• Short problem:
Copy out all lines that hold "borrowing".

Records from a collection
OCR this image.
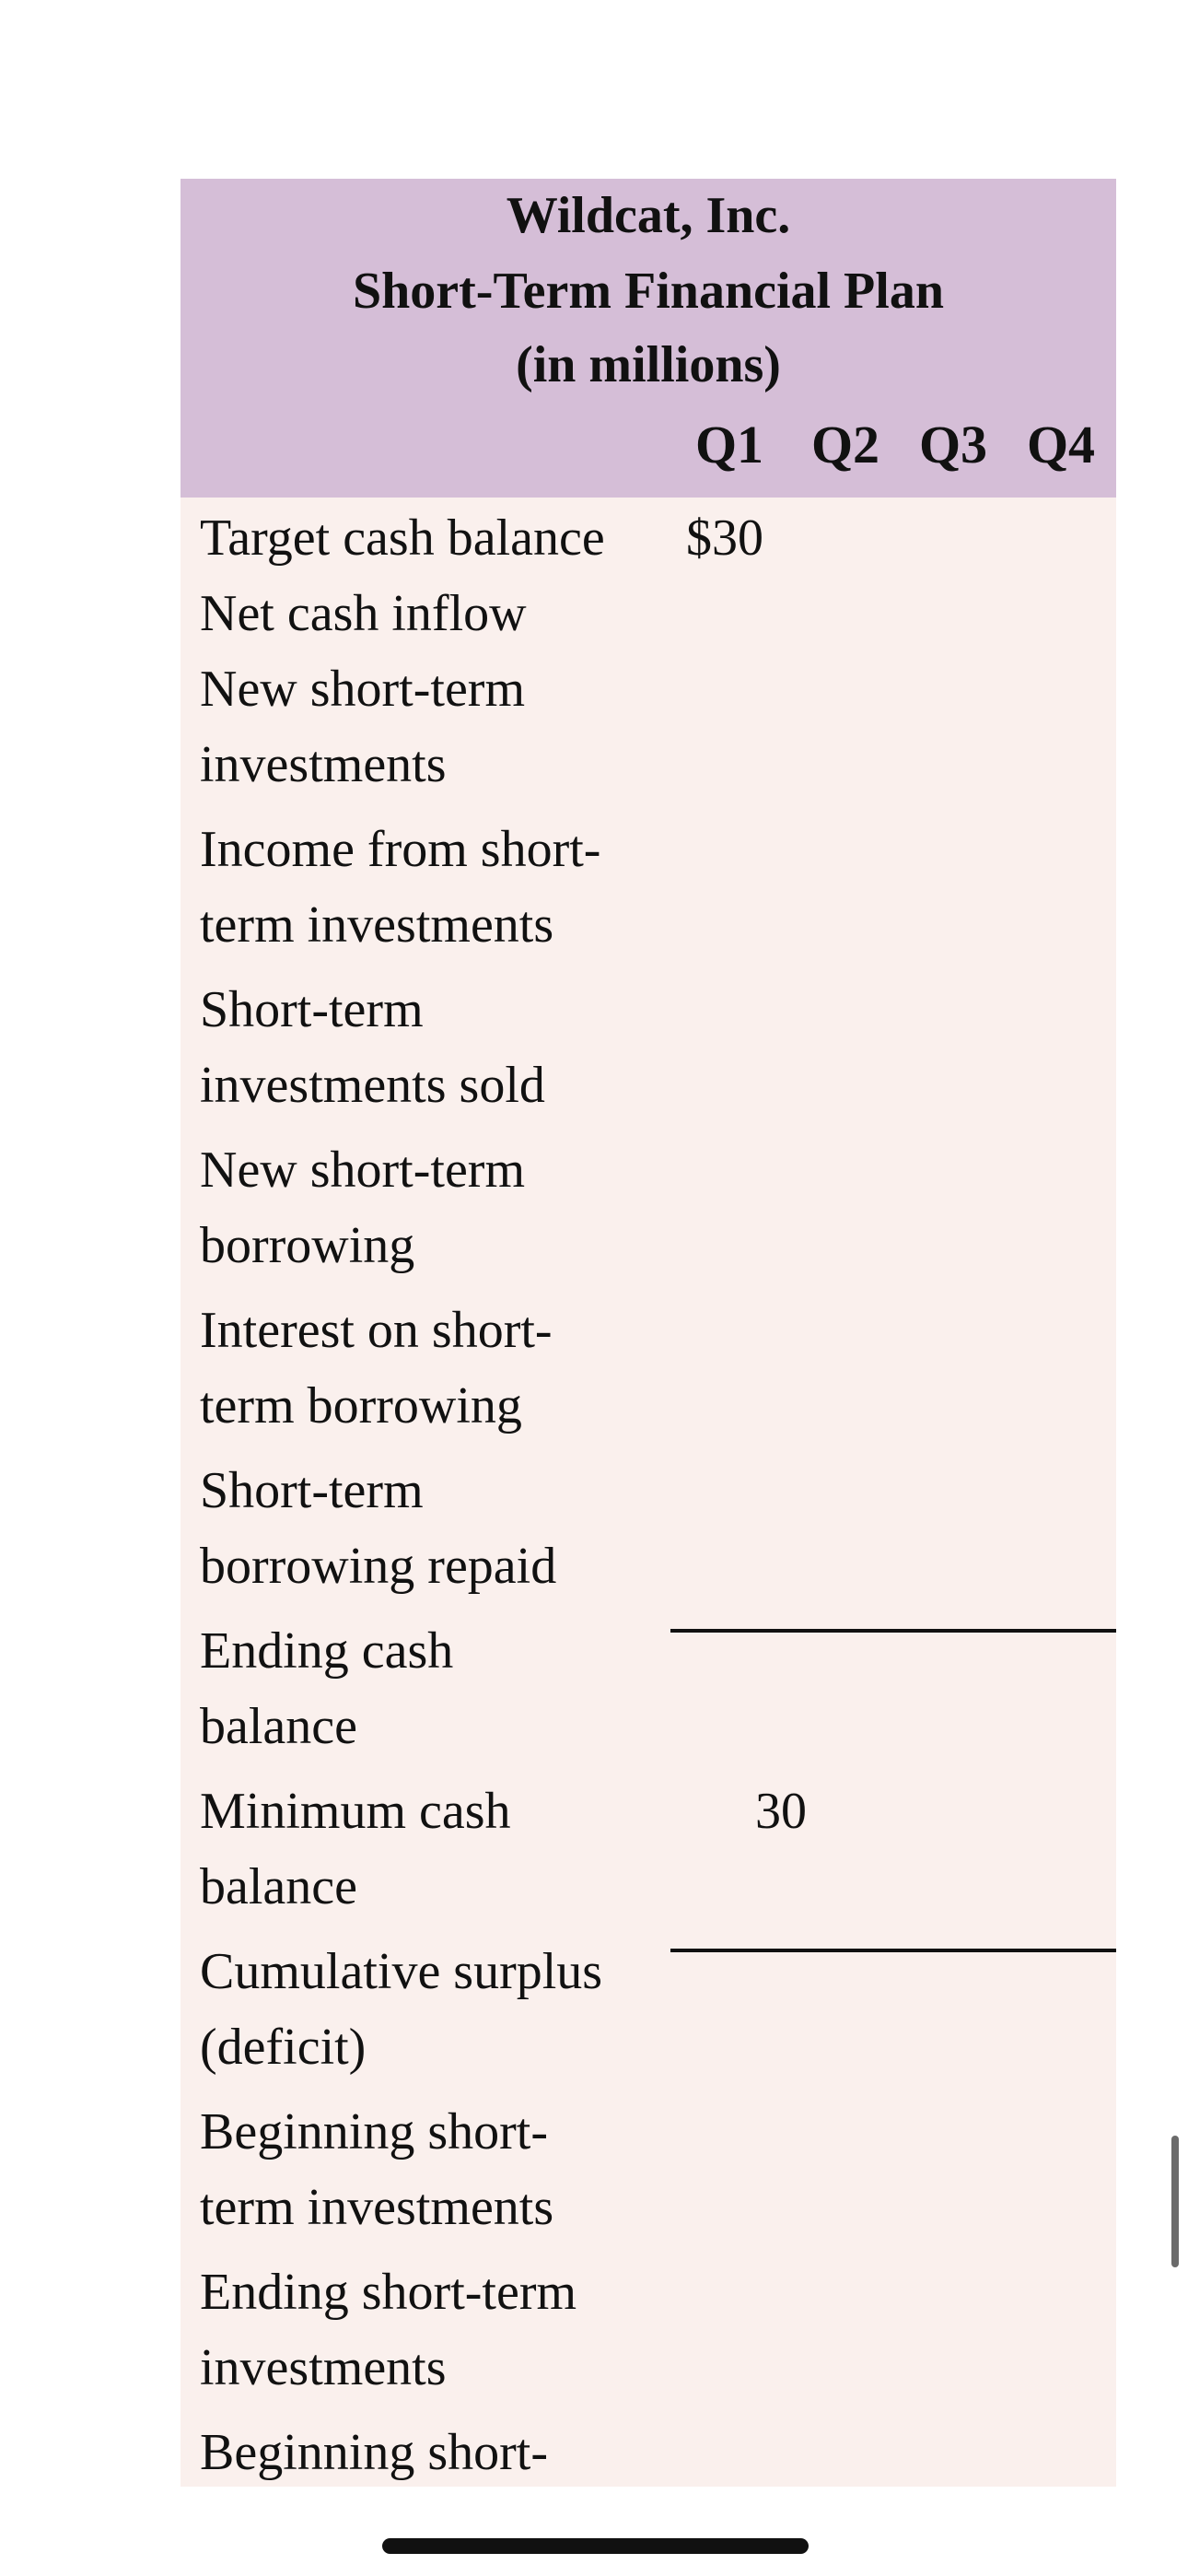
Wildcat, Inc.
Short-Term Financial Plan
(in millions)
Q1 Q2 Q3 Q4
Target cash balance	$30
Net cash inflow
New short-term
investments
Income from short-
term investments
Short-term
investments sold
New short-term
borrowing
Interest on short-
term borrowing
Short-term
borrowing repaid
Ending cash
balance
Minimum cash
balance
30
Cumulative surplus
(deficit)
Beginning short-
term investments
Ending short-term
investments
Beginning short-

• Answer for the task:
borrowing
term borrowing
borrowing repaid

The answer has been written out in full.